All the data below goes into the copy word for word, but the pictures don't.

** START Excerpted records **

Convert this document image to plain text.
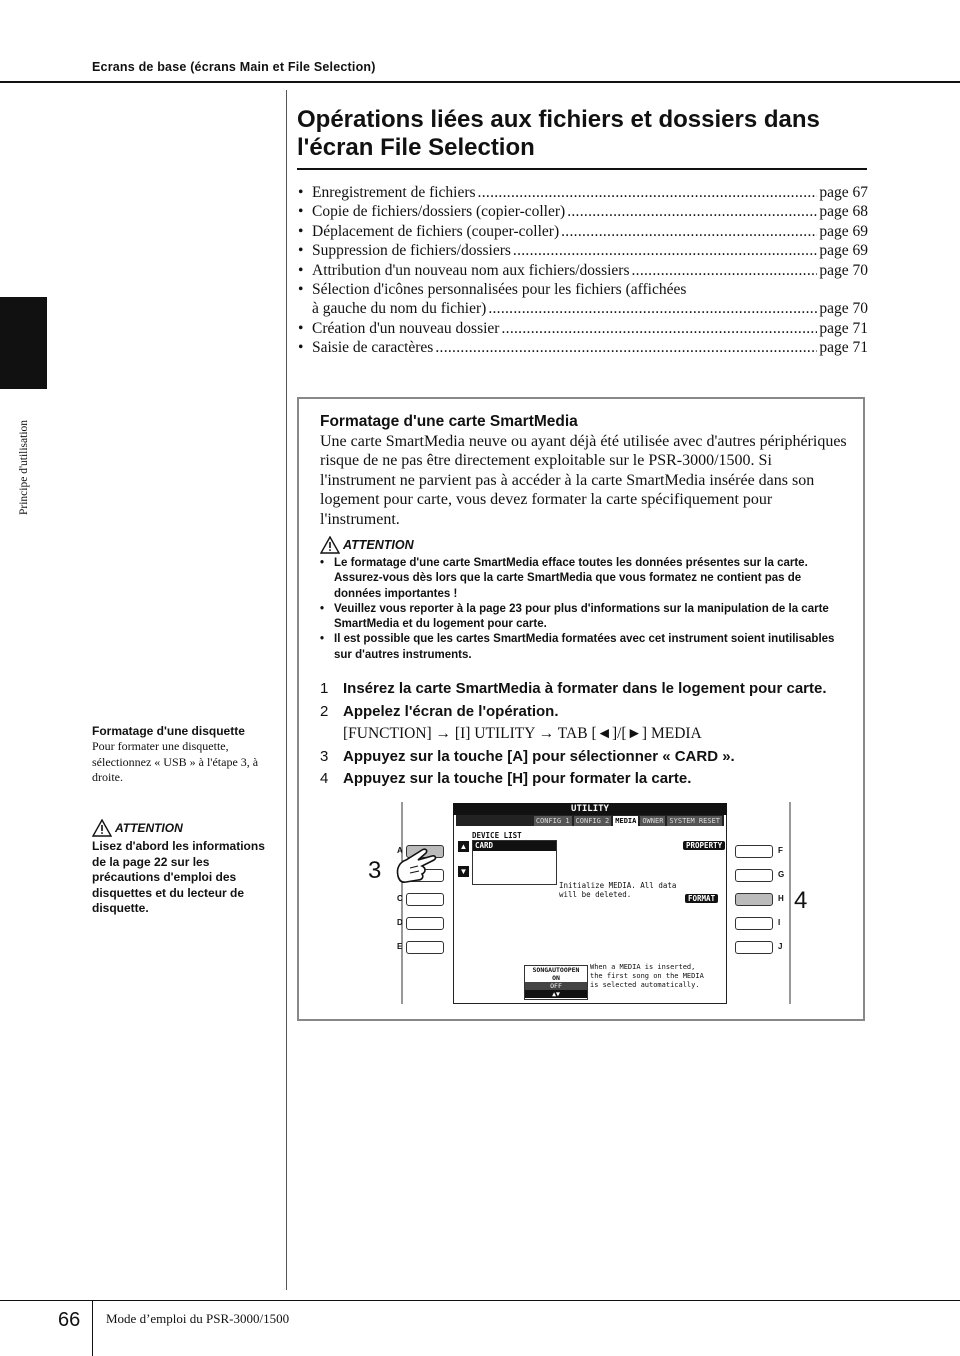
Ecrans de base (écrans Main et File Selection)
Principe d'utilisation
Opérations liées aux fichiers et dossiers dans
l'écran File Selection
• Enregistrement de fichiers .....	page 67
• Copie de fichiers/dossiers (copier-coller) .....	page 68
• Déplacement de fichiers (couper-coller) .....	page 69
• Suppression de fichiers/dossiers .....	page 69
• Attribution d'un nouveau nom aux fichiers/dossiers .....	page 70
• Sélection d'icônes personnalisées pour les fichiers (affichées
à gauche du nom du fichier) .....	page 70
• Création d'un nouveau dossier .....	page 71
• Saisie de caractères .....	page 71
Formatage d'une carte SmartMedia
Une carte SmartMedia neuve ou ayant déjà été utilisée avec d'autres périphériques risque de ne pas être directement exploitable sur le PSR-3000/1500. Si l'instrument ne parvient pas à accéder à la carte SmartMedia insérée dans son logement pour carte, vous devez formater la carte spécifiquement pour l'instrument.
ATTENTION
• Le formatage d'une carte SmartMedia efface toutes les données présentes sur la carte. Assurez-vous dès lors que la carte SmartMedia que vous formatez ne contient pas de données importantes !
• Veuillez vous reporter à la page 23 pour plus d'informations sur la manipulation de la carte SmartMedia et du logement pour carte.
• Il est possible que les cartes SmartMedia formatées avec cet instrument soient inutilisables sur d'autres instruments.
1 Insérez la carte SmartMedia à formater dans le logement pour carte.
2 Appelez l'écran de l'opération.
[FUNCTION] → [I] UTILITY → TAB [◄]/[►] MEDIA
3 Appuyez sur la touche [A] pour sélectionner « CARD ».
4 Appuyez sur la touche [H] pour formater la carte.
Formatage d'une disquette
Pour formater une disquette, sélectionnez « USB » à l'étape 3, à droite.
ATTENTION
Lisez d'abord les informations de la page 22 sur les précautions d'emploi des disquettes et du lecteur de disquette.
A
C
D
E
F
G
H
I
J
3
4
UTILITY
CONFIG 1 CONFIG 2 MEDIA OWNER SYSTEM RESET
DEVICE LIST
CARD
▲
▼
PROPERTY
FORMAT
Initialize MEDIA. All data
will be deleted.
SONGAUTOOPEN
ON
OFF
▲▼
When a MEDIA is inserted,
the first song on the MEDIA
is selected automatically.
66 Mode d’emploi du PSR-3000/1500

** END Excerpted records **

> **Response to this task**:
Convert this document image to plain text.
Ecrans de base (écrans Main et File Selection)
Principe d'utilisation
Opérations liées aux fichiers et dossiers dans
l'écran File Selection
• Enregistrement de fichiers .....	page 67
• Copie de fichiers/dossiers (copier-coller) .....	page 68
• Déplacement de fichiers (couper-coller) .....	page 69
• Suppression de fichiers/dossiers .....	page 69
• Attribution d'un nouveau nom aux fichiers/dossiers .....	page 70
• Sélection d'icônes personnalisées pour les fichiers (affichées
à gauche du nom du fichier) .....	page 70
• Création d'un nouveau dossier .....	page 71
• Saisie de caractères .....	page 71
Formatage d'une carte SmartMedia
Une carte SmartMedia neuve ou ayant déjà été utilisée avec d'autres périphériques risque de ne pas être directement exploitable sur le PSR-3000/1500. Si l'instrument ne parvient pas à accéder à la carte SmartMedia insérée dans son logement pour carte, vous devez formater la carte spécifiquement pour l'instrument.
ATTENTION
• Le formatage d'une carte SmartMedia efface toutes les données présentes sur la carte. Assurez-vous dès lors que la carte SmartMedia que vous formatez ne contient pas de données importantes !
• Veuillez vous reporter à la page 23 pour plus d'informations sur la manipulation de la carte SmartMedia et du logement pour carte.
• Il est possible que les cartes SmartMedia formatées avec cet instrument soient inutilisables sur d'autres instruments.
1 Insérez la carte SmartMedia à formater dans le logement pour carte.
2 Appelez l'écran de l'opération.
[FUNCTION] → [I] UTILITY → TAB [◄]/[►] MEDIA
3 Appuyez sur la touche [A] pour sélectionner « CARD ».
4 Appuyez sur la touche [H] pour formater la carte.
Formatage d'une disquette
Pour formater une disquette, sélectionnez « USB » à l'étape 3, à droite.
ATTENTION
Lisez d'abord les informations de la page 22 sur les précautions d'emploi des disquettes et du lecteur de disquette.
A
C
D
E
F
G
H
I
J
3
4
UTILITY
CONFIG 1 CONFIG 2 MEDIA OWNER SYSTEM RESET
DEVICE LIST
CARD
▲
▼
PROPERTY
FORMAT
Initialize MEDIA. All data
will be deleted.
SONGAUTOOPEN
ON
OFF
▲▼
When a MEDIA is inserted,
the first song on the MEDIA
is selected automatically.
66 Mode d’emploi du PSR-3000/1500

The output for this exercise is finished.